Within the listing below, locate all lines containing the word "fees". Copy each one.

++++ Data for this exercise

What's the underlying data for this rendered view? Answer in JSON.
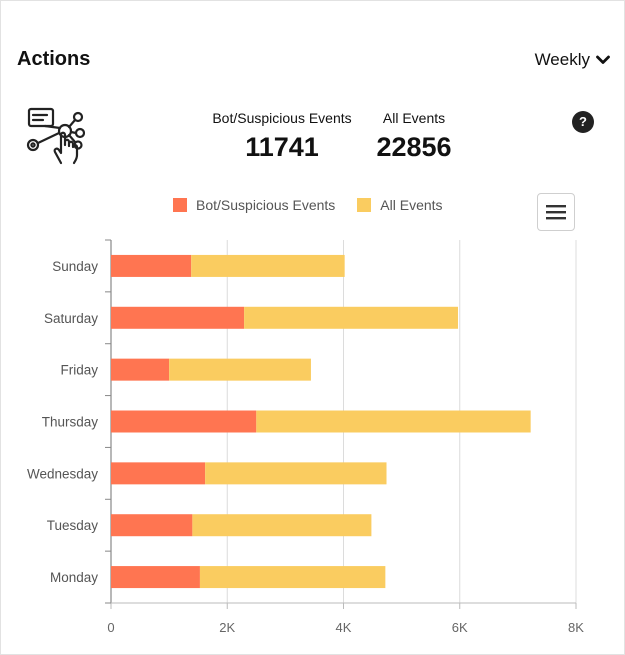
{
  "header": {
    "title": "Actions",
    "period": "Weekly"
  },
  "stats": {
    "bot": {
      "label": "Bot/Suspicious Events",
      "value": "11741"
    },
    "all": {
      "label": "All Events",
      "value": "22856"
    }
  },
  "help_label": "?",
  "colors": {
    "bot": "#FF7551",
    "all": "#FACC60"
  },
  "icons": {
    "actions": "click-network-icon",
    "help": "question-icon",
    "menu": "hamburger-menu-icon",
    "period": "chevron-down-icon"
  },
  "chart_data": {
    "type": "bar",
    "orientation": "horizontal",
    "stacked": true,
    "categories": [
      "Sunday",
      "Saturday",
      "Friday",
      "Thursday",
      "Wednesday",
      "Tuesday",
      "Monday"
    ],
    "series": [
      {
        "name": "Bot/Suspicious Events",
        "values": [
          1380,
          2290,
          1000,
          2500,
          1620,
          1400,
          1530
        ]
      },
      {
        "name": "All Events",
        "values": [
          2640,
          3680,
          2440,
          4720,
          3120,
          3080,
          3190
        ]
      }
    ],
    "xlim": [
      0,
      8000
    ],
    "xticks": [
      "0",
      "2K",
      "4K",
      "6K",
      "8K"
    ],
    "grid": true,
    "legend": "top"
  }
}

++++++++
++++ Data for this exercise

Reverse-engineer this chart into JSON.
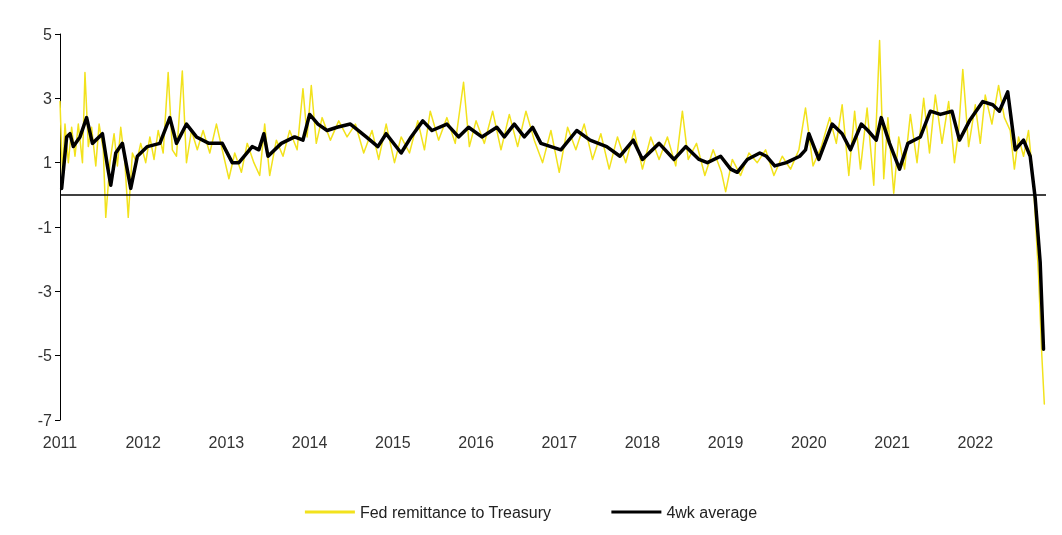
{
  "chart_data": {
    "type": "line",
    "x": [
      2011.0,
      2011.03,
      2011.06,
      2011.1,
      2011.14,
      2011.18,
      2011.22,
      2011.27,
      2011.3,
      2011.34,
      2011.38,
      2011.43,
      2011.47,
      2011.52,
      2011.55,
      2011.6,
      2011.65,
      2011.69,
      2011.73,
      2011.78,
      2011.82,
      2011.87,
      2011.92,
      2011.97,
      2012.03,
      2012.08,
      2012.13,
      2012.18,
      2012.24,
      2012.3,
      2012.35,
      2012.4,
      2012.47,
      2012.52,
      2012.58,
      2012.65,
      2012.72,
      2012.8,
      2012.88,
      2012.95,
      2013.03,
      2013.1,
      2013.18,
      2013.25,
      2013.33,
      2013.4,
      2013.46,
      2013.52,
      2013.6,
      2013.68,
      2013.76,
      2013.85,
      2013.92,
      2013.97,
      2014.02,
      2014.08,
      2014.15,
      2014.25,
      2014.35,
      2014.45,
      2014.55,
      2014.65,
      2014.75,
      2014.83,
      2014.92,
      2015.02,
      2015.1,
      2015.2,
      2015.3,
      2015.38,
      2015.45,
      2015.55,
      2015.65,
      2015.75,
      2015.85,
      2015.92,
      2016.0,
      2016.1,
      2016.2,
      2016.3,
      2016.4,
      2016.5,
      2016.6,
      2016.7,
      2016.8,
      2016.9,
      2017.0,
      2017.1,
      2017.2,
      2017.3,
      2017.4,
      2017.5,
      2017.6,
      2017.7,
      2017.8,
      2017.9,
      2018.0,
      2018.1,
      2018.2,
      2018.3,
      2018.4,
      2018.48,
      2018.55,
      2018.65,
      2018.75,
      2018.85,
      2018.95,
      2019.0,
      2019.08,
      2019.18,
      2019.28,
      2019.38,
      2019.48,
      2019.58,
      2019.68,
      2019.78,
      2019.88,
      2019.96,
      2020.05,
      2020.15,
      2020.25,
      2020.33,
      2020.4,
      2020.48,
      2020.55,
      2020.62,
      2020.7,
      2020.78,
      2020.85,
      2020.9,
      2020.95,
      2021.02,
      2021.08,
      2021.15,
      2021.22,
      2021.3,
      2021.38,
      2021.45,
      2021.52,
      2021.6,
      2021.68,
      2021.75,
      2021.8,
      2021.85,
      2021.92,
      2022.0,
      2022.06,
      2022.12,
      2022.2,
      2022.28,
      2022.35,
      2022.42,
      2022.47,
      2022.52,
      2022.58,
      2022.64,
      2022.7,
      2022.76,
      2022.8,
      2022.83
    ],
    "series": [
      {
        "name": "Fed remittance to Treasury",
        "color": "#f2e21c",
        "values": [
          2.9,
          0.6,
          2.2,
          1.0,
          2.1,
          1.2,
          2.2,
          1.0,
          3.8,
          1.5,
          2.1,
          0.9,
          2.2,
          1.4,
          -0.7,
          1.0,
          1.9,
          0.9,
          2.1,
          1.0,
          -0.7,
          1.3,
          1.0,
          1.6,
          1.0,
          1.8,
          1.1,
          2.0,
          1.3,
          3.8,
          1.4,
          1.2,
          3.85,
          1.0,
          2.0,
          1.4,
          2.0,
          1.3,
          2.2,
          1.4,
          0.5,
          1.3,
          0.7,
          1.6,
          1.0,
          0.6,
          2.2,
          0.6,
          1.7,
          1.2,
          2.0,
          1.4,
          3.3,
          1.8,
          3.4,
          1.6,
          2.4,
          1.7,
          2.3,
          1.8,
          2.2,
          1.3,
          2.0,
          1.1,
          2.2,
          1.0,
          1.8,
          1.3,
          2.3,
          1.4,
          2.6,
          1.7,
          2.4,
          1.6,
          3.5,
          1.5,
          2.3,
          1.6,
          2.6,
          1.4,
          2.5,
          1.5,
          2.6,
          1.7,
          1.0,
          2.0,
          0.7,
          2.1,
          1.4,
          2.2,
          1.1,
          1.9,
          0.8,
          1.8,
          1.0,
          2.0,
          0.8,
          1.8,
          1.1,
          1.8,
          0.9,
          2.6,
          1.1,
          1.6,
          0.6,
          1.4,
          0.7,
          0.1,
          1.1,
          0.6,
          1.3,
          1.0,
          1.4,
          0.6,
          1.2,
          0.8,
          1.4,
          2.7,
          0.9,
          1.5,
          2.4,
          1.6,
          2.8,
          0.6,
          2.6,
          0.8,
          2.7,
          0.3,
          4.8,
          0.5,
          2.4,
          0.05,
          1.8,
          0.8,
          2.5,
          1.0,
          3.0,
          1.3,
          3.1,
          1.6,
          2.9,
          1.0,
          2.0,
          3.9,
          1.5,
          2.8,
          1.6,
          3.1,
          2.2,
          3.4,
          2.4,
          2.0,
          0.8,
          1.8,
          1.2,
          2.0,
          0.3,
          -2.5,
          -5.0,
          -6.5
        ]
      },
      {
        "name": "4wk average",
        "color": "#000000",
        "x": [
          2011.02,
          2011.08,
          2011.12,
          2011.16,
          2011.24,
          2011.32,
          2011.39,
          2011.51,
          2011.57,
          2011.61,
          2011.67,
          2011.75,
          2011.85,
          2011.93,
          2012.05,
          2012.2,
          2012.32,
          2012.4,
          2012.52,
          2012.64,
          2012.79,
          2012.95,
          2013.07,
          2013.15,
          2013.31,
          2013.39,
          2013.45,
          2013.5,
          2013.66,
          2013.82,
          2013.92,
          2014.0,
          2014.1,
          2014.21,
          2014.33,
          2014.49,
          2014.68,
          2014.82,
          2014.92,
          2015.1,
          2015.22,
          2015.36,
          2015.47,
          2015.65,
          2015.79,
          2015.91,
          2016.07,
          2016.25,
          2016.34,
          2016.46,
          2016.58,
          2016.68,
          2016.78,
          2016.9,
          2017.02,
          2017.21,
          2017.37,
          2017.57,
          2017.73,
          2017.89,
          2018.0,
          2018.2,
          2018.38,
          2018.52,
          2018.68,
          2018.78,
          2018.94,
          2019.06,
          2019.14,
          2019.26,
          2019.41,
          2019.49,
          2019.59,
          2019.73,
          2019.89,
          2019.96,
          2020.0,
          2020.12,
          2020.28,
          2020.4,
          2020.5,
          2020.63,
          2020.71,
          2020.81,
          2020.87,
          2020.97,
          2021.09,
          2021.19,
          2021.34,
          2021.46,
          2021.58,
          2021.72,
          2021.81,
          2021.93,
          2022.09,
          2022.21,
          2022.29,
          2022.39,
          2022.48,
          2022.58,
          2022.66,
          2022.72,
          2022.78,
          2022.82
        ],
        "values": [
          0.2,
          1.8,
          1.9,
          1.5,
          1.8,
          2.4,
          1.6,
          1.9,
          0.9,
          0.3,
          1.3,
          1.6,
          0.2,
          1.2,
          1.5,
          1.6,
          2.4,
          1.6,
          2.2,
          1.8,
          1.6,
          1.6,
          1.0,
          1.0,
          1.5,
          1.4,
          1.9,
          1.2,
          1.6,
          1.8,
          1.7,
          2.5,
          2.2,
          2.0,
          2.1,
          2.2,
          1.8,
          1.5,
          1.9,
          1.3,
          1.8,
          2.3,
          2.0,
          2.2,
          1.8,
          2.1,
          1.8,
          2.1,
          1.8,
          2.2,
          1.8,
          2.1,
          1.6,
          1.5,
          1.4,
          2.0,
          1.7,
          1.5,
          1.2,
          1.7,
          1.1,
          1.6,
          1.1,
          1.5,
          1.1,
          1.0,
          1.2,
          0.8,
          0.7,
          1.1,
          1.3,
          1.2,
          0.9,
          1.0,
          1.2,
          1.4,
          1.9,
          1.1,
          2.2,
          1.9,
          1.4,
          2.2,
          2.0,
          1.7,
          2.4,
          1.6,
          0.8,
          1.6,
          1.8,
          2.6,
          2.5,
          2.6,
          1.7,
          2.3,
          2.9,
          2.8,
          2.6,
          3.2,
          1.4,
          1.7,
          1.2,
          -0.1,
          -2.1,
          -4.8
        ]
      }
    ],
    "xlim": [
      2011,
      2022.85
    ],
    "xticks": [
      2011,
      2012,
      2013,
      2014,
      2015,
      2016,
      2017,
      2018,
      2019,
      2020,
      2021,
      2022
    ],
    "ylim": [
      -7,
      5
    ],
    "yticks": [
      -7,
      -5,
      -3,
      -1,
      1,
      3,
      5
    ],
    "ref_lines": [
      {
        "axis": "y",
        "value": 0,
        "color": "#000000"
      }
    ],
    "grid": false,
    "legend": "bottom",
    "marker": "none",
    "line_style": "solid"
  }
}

++++++++
++++ Data for this exercise

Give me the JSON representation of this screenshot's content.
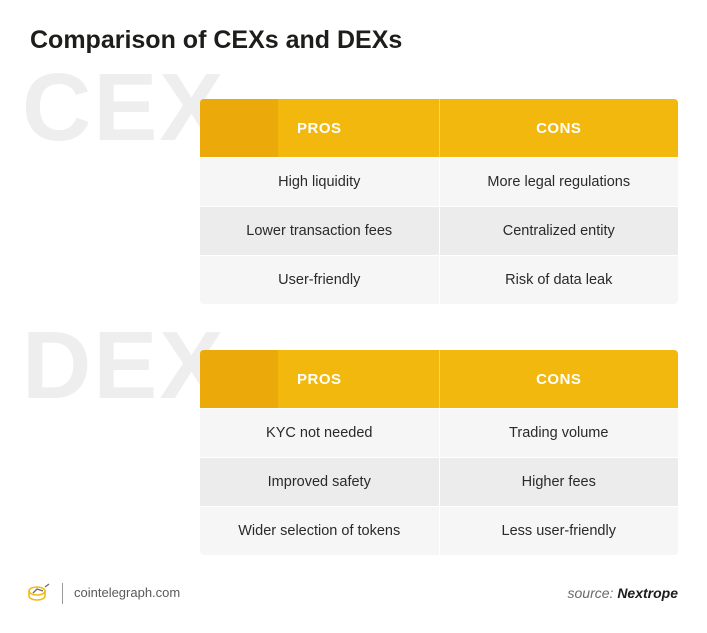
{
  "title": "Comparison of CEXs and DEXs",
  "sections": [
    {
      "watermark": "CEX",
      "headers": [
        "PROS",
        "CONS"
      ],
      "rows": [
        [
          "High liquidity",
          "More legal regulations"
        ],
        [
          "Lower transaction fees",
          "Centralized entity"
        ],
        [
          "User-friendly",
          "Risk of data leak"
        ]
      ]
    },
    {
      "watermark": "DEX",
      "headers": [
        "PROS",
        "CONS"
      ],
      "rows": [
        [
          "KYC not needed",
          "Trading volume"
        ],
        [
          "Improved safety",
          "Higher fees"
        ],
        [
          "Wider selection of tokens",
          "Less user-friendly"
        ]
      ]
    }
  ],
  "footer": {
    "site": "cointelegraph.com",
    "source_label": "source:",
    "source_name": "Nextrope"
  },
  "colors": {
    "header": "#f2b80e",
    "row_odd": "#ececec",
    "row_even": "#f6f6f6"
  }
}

++++++++

[Response for this exercise]
          "Lower transaction fees",
          "Higher fees"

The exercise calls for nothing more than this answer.